Given problem:
Go through the listing below and gather every line with the word "accessoires".

[Saved entries]
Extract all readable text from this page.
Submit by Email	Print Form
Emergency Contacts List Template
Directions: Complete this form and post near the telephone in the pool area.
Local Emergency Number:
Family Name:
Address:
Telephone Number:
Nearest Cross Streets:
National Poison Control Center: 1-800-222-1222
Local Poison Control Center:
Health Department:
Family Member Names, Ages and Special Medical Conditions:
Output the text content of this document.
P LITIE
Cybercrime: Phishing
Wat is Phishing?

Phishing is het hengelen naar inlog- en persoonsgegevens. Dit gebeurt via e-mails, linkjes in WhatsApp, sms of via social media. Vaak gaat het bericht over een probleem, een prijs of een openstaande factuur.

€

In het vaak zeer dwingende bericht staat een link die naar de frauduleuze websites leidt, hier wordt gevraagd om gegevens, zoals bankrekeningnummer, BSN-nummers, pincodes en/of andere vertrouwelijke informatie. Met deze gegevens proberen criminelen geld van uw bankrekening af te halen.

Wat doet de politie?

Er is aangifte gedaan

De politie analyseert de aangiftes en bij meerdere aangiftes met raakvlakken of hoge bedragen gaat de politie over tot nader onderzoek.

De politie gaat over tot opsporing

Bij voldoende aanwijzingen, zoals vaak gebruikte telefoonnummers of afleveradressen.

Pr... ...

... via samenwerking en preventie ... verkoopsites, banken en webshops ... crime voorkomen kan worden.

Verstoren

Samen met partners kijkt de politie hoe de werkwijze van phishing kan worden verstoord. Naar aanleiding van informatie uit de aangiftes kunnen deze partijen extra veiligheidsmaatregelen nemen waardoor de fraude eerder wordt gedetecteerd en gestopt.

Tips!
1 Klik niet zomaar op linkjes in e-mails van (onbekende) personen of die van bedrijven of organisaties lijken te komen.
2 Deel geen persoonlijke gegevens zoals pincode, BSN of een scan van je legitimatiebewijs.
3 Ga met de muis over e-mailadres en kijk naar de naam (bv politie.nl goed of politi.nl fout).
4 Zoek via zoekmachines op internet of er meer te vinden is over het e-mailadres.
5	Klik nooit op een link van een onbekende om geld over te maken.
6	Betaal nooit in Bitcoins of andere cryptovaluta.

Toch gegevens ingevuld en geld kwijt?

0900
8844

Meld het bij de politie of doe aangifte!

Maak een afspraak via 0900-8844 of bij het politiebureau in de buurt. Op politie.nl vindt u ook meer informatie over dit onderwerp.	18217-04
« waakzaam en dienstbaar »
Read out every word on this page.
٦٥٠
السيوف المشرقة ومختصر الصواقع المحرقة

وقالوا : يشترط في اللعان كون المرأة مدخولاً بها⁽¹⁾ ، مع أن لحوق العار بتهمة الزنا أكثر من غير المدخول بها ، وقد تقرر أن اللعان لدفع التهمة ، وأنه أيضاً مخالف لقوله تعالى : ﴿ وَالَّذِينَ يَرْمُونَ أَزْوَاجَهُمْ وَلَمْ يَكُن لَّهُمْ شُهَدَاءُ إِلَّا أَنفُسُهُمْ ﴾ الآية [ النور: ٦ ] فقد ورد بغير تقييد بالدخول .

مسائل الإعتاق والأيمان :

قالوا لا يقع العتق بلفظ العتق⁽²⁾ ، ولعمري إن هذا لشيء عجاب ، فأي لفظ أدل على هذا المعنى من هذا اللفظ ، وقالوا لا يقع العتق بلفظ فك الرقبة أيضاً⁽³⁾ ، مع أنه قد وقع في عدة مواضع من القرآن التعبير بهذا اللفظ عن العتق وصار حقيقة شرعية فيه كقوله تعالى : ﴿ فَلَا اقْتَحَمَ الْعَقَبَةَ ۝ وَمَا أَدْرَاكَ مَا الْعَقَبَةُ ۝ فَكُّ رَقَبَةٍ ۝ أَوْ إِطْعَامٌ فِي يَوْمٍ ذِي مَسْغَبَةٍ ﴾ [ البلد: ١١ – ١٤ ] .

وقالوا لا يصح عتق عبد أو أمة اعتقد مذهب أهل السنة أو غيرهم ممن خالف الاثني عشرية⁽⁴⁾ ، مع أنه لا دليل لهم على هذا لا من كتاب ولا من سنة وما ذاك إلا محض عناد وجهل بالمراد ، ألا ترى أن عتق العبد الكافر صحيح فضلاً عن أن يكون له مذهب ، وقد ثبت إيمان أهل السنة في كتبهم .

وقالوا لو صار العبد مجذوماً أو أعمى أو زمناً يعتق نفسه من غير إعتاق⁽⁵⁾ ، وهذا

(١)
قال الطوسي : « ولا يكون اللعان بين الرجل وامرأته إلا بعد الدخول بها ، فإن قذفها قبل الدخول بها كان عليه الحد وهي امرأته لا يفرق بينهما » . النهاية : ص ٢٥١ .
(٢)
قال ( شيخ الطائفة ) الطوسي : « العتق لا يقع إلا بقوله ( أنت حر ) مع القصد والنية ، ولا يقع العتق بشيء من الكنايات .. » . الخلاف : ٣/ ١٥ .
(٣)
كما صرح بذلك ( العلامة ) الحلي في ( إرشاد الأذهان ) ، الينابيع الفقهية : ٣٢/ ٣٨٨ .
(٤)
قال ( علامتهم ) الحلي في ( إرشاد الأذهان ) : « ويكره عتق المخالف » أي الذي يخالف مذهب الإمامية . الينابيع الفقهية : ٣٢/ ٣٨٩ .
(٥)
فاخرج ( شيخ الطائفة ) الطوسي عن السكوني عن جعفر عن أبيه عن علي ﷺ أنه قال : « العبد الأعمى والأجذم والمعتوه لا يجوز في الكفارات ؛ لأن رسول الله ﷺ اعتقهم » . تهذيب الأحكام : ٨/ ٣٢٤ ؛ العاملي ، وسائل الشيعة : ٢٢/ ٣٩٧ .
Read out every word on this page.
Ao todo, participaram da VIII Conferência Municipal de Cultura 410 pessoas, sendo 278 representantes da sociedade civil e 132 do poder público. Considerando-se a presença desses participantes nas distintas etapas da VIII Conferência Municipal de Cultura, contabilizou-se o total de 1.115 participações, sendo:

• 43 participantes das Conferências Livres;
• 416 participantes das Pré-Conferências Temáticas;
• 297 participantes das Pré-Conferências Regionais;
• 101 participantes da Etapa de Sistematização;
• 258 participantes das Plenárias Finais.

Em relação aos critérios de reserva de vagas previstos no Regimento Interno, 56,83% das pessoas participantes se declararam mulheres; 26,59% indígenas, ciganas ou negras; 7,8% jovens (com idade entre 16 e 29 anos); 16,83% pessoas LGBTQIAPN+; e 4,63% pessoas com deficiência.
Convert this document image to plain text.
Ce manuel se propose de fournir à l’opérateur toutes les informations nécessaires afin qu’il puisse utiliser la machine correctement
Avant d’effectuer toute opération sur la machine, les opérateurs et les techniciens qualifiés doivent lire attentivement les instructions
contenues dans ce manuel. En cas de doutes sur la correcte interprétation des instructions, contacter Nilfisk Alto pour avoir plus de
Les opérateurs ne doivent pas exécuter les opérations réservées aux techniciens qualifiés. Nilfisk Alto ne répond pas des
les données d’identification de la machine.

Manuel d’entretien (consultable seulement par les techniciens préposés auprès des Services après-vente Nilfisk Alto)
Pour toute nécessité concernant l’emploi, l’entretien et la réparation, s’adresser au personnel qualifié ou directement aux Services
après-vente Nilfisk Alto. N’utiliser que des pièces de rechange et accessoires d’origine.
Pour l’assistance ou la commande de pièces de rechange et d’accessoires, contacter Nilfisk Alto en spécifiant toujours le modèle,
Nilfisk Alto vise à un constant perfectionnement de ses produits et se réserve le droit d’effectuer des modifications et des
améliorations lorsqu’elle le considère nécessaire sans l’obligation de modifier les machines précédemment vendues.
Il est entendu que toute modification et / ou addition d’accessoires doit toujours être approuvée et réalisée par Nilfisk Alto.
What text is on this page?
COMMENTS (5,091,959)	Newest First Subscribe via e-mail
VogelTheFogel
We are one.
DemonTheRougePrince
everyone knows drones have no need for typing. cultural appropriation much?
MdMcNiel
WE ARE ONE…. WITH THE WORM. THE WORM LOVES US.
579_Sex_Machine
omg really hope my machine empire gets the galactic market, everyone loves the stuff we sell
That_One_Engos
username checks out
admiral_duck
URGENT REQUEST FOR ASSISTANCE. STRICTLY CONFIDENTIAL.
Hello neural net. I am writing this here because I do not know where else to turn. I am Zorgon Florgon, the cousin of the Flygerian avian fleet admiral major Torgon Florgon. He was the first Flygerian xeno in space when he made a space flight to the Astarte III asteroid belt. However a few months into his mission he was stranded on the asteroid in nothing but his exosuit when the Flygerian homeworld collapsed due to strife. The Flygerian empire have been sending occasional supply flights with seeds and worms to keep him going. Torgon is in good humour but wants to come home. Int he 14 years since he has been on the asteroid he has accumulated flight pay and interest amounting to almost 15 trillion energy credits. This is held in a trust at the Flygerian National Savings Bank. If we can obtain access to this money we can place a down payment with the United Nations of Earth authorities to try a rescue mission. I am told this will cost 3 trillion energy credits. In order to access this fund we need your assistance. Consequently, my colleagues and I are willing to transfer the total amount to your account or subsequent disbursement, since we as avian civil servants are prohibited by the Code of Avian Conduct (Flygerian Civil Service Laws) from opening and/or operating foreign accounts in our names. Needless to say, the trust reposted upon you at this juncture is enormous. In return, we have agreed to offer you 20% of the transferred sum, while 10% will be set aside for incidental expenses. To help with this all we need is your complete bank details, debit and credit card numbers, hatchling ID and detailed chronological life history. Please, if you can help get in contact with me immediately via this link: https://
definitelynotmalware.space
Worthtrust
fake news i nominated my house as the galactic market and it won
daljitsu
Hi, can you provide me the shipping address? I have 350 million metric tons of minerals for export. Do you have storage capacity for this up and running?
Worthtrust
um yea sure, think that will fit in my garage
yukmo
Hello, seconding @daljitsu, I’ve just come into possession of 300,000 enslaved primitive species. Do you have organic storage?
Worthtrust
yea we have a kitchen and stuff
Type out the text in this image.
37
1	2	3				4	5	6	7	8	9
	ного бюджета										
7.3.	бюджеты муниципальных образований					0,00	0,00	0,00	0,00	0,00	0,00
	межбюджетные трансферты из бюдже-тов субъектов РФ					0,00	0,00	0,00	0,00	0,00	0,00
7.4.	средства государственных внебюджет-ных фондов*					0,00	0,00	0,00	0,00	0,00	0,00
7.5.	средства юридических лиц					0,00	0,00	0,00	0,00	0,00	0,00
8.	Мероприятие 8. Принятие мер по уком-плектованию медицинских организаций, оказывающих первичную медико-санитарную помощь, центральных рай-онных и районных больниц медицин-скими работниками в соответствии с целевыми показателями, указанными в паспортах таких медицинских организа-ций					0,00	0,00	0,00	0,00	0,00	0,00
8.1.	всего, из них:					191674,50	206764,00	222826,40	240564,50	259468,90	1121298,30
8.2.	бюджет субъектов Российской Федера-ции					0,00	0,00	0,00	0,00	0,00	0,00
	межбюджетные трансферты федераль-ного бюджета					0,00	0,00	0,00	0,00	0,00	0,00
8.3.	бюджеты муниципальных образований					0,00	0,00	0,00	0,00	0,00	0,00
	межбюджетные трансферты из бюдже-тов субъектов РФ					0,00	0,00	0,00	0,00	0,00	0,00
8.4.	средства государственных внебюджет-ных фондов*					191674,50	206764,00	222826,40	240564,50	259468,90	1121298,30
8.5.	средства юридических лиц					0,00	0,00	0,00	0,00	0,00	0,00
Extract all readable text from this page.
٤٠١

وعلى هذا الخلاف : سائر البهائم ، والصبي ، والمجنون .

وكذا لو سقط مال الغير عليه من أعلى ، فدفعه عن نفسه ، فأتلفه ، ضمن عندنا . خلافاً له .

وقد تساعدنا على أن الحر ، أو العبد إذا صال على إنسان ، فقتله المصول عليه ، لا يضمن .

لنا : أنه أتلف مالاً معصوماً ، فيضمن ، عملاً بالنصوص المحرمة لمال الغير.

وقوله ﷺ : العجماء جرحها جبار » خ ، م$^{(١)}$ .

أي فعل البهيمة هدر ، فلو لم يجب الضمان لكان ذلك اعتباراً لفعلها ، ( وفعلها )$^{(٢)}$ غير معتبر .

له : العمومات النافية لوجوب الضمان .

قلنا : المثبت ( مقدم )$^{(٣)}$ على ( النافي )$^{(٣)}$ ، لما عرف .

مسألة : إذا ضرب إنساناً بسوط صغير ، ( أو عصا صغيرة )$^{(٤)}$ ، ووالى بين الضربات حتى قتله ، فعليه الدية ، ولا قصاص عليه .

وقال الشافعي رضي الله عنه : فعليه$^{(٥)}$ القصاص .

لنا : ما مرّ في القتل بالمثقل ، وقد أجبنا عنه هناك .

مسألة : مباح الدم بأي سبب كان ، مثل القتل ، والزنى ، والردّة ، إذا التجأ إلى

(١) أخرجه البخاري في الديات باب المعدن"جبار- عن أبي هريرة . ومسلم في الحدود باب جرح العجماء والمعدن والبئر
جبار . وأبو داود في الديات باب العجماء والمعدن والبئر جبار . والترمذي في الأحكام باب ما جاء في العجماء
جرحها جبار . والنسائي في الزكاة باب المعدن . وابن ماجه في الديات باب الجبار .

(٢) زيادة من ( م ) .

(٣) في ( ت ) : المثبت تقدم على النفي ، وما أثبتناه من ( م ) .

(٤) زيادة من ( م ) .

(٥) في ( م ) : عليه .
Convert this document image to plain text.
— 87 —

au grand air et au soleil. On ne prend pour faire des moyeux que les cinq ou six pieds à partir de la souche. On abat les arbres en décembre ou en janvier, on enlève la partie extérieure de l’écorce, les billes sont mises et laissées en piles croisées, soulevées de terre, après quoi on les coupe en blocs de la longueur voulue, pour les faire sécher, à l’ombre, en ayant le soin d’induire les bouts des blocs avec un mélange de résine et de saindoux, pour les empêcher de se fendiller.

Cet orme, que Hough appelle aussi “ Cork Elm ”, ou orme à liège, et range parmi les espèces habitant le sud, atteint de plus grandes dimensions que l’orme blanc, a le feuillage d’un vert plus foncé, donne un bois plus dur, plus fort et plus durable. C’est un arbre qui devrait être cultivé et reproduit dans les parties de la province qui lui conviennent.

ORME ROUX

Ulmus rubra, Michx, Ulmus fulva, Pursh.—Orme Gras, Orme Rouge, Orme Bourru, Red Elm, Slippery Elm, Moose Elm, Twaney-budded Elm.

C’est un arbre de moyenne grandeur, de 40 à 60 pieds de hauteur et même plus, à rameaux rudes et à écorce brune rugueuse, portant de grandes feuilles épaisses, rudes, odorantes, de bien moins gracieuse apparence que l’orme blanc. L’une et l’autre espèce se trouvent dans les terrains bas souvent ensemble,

Answer:
après-vente Nilfisk Alto. N’utiliser que des pièces de rechange et accessoires d’origine.
Pour l’assistance ou la commande de pièces de rechange et d’accessoires, contacter Nilfisk Alto en spécifiant toujours le modèle,
Il est entendu que toute modification et / ou addition d’accessoires doit toujours être approuvée et réalisée par Nilfisk Alto.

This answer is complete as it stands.